● Task goal
Tally the lines that contain "motor" and report the total alone.

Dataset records

* * * * * * * * *

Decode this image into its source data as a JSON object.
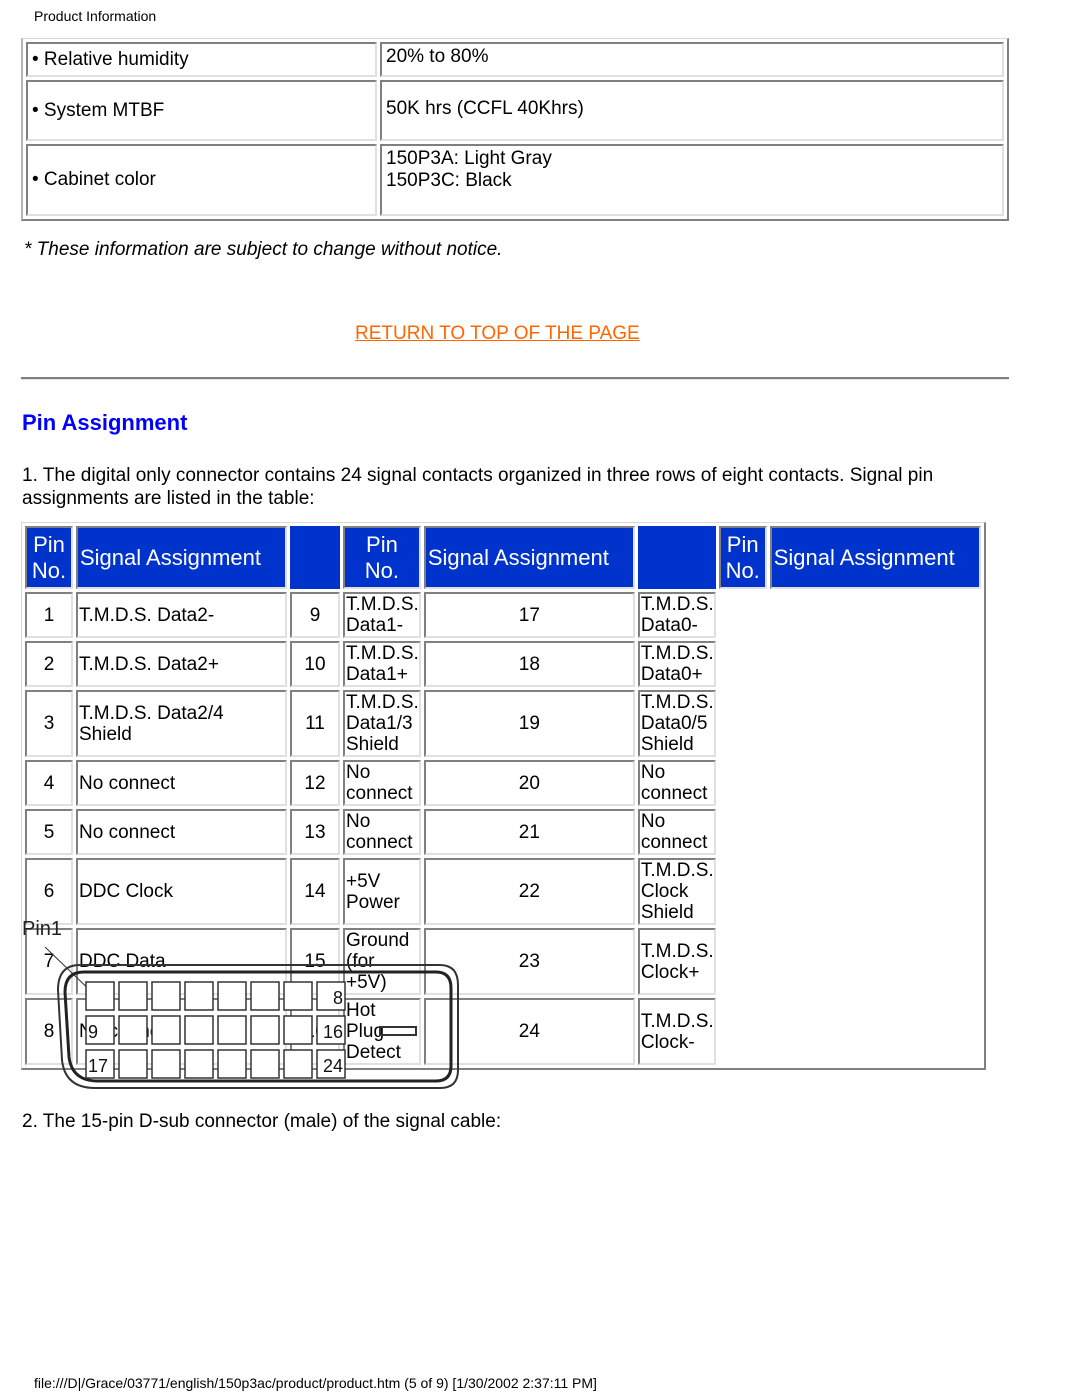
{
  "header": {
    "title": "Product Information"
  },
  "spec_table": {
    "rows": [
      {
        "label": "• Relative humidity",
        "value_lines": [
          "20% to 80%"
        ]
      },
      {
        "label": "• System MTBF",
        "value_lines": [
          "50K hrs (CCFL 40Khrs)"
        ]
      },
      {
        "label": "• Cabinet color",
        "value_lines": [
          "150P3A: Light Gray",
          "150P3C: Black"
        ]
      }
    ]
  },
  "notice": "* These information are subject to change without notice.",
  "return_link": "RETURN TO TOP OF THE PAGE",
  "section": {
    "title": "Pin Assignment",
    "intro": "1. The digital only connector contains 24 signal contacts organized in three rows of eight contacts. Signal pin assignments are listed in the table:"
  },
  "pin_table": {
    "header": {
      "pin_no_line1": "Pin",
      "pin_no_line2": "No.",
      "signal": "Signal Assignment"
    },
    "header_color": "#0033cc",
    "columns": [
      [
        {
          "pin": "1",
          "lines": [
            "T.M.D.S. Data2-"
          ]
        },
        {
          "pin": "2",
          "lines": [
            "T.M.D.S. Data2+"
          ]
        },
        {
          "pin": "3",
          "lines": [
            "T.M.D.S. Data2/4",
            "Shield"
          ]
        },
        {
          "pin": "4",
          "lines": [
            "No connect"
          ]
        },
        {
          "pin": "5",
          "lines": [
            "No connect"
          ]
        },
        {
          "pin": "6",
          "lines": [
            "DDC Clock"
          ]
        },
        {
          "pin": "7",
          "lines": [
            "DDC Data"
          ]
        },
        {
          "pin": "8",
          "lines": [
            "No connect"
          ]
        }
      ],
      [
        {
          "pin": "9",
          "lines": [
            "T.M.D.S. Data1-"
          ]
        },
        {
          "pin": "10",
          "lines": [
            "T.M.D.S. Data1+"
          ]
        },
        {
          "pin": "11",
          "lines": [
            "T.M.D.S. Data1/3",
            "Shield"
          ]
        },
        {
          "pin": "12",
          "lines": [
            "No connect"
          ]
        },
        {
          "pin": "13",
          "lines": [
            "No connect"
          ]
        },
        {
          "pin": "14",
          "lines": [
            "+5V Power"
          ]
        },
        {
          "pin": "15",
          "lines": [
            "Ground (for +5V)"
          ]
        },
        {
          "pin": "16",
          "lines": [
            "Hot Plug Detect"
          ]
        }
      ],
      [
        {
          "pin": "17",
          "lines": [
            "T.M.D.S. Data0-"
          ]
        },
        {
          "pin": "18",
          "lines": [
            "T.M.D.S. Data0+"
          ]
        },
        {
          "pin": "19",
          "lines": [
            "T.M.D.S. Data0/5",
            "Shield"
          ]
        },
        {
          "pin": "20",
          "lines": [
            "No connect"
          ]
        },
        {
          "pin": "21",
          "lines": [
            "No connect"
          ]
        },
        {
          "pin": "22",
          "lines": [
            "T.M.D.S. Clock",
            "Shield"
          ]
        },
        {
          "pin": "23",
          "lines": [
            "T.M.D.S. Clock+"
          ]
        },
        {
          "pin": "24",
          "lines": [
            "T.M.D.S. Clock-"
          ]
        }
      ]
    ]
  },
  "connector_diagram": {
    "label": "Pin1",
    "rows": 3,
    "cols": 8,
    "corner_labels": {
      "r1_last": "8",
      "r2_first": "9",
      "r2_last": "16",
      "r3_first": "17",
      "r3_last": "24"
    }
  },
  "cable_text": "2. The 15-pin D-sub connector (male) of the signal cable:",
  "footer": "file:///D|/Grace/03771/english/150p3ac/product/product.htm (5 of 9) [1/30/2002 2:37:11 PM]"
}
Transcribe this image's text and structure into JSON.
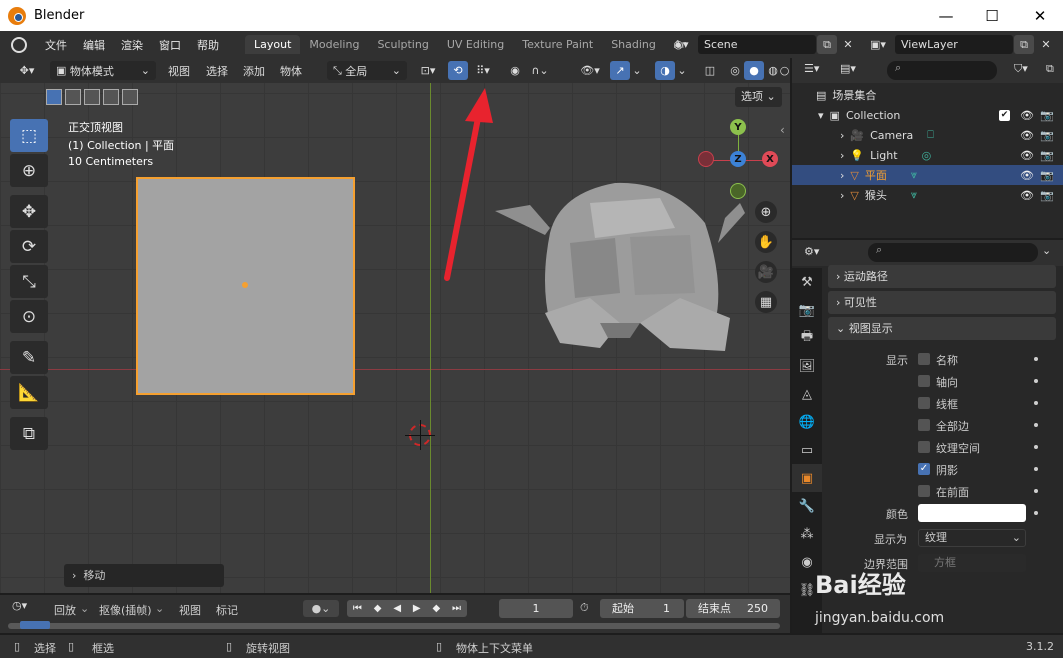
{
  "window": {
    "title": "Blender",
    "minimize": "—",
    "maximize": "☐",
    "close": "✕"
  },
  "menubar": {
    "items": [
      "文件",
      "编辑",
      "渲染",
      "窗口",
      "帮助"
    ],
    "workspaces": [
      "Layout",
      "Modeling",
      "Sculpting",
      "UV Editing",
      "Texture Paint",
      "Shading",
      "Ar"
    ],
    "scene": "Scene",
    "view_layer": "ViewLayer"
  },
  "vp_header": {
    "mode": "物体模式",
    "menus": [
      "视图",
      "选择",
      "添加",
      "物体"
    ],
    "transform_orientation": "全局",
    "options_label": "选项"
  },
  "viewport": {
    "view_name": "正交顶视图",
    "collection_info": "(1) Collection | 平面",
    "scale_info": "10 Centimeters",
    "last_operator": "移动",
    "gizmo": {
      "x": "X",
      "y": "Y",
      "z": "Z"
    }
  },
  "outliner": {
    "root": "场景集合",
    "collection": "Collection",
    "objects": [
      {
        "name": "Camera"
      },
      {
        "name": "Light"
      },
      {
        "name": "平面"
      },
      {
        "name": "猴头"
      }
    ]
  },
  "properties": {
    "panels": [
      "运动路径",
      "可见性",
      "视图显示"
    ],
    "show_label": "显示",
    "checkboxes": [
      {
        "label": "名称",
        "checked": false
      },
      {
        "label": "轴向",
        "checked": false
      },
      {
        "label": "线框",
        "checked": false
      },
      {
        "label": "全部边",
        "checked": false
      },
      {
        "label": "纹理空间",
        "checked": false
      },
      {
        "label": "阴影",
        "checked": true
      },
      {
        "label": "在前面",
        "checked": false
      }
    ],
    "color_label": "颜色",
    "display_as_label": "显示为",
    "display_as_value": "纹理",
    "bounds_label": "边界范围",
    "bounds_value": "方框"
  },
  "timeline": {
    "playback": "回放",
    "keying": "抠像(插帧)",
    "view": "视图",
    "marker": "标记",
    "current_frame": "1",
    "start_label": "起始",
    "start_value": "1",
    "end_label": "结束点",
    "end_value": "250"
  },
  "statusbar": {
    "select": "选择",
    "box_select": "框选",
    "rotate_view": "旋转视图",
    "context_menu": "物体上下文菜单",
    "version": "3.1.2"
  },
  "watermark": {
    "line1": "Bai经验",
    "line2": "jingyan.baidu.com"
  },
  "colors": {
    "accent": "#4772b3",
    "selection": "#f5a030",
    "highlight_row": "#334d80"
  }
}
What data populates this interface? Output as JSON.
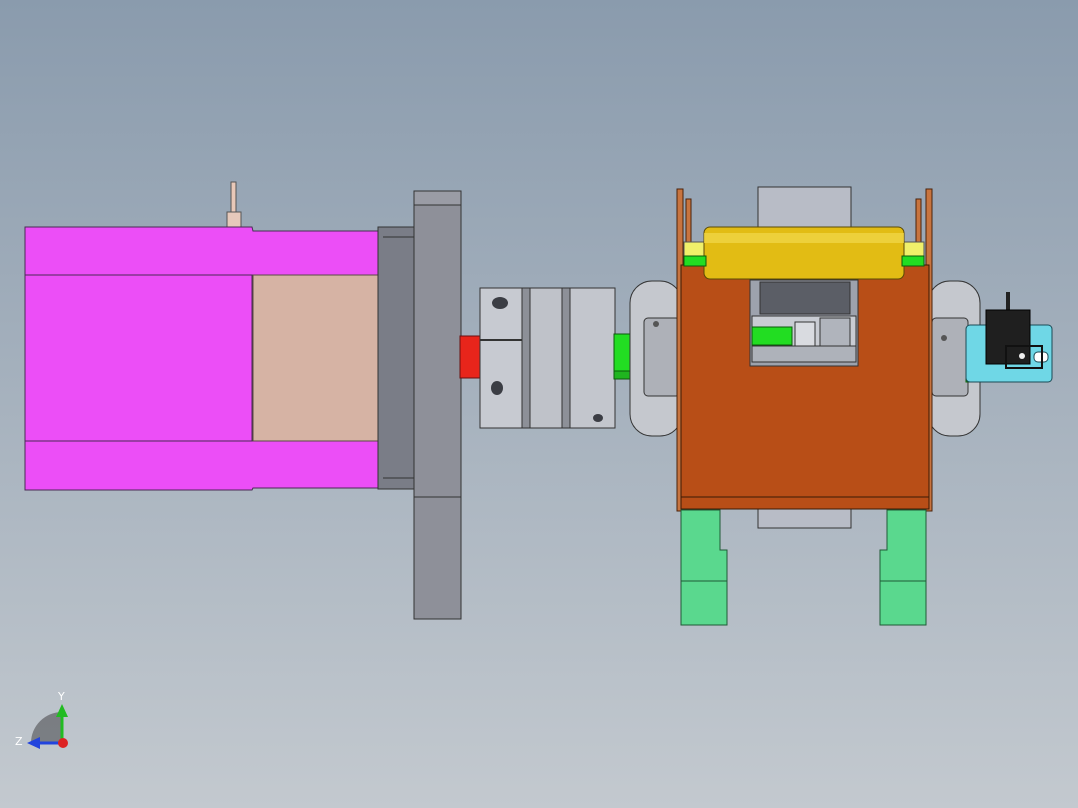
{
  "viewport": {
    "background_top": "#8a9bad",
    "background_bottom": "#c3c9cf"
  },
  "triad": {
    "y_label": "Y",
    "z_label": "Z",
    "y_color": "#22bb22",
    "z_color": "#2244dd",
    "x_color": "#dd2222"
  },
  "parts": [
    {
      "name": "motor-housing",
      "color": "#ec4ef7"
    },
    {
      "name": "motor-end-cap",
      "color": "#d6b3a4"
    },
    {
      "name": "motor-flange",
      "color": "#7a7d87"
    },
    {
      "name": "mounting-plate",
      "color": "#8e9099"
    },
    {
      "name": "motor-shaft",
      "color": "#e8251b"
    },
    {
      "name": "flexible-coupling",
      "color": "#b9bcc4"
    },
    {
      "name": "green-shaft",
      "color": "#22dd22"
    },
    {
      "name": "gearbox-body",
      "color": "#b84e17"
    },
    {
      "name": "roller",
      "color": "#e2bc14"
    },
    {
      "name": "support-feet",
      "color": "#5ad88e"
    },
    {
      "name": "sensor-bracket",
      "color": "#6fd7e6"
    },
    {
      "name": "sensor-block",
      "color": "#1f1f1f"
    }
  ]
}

* * * * * * * * *

● Task response
4